*Aim*: In the entries below, count each line holding the word "xlabel". Answer with the total alone.

*Raw records*:

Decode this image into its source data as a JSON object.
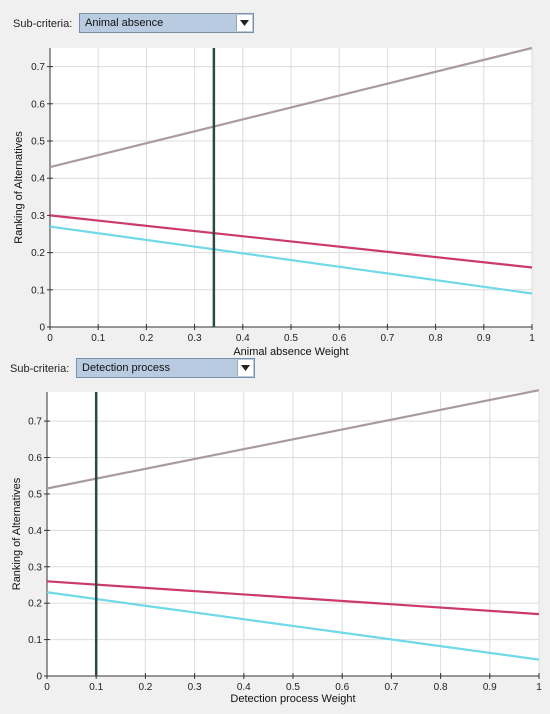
{
  "panels": [
    {
      "subcriteria_label": "Sub-criteria:",
      "selected": "Animal absence"
    },
    {
      "subcriteria_label": "Sub-criteria:",
      "selected": "Detection process"
    }
  ],
  "icons": {
    "dropdown": "chevron-down-icon"
  },
  "colors": {
    "series_top": "#aa9aa1",
    "series_mid": "#cc3a6a",
    "series_low": "#6fd9e8",
    "marker": "#2b4a44",
    "grid": "#dcdcdc",
    "plot_bg": "#ffffff"
  },
  "chart_data": [
    {
      "type": "line",
      "xlabel": "Animal absence Weight",
      "ylabel": "Ranking of Alternatives",
      "xlim": [
        0,
        1
      ],
      "ylim": [
        0,
        0.75
      ],
      "xticks": [
        "0",
        "0.1",
        "0.2",
        "0.3",
        "0.4",
        "0.5",
        "0.6",
        "0.7",
        "0.8",
        "0.9",
        "1"
      ],
      "yticks": [
        "0",
        "0.1",
        "0.2",
        "0.3",
        "0.4",
        "0.5",
        "0.6",
        "0.7"
      ],
      "grid": true,
      "marker_x": 0.34,
      "series": [
        {
          "x": [
            0,
            1
          ],
          "values": [
            0.43,
            0.75
          ]
        },
        {
          "x": [
            0,
            1
          ],
          "values": [
            0.3,
            0.16
          ]
        },
        {
          "x": [
            0,
            1
          ],
          "values": [
            0.27,
            0.09
          ]
        }
      ]
    },
    {
      "type": "line",
      "xlabel": "Detection process Weight",
      "ylabel": "Ranking of Alternatives",
      "xlim": [
        0,
        1
      ],
      "ylim": [
        0,
        0.78
      ],
      "xticks": [
        "0",
        "0.1",
        "0.2",
        "0.3",
        "0.4",
        "0.5",
        "0.6",
        "0.7",
        "0.8",
        "0.9",
        "1"
      ],
      "yticks": [
        "0",
        "0.1",
        "0.2",
        "0.3",
        "0.4",
        "0.5",
        "0.6",
        "0.7"
      ],
      "grid": true,
      "marker_x": 0.1,
      "series": [
        {
          "x": [
            0,
            1
          ],
          "values": [
            0.515,
            0.785
          ]
        },
        {
          "x": [
            0,
            1
          ],
          "values": [
            0.26,
            0.17
          ]
        },
        {
          "x": [
            0,
            1
          ],
          "values": [
            0.23,
            0.045
          ]
        }
      ]
    }
  ]
}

*Answer to this problem*: 2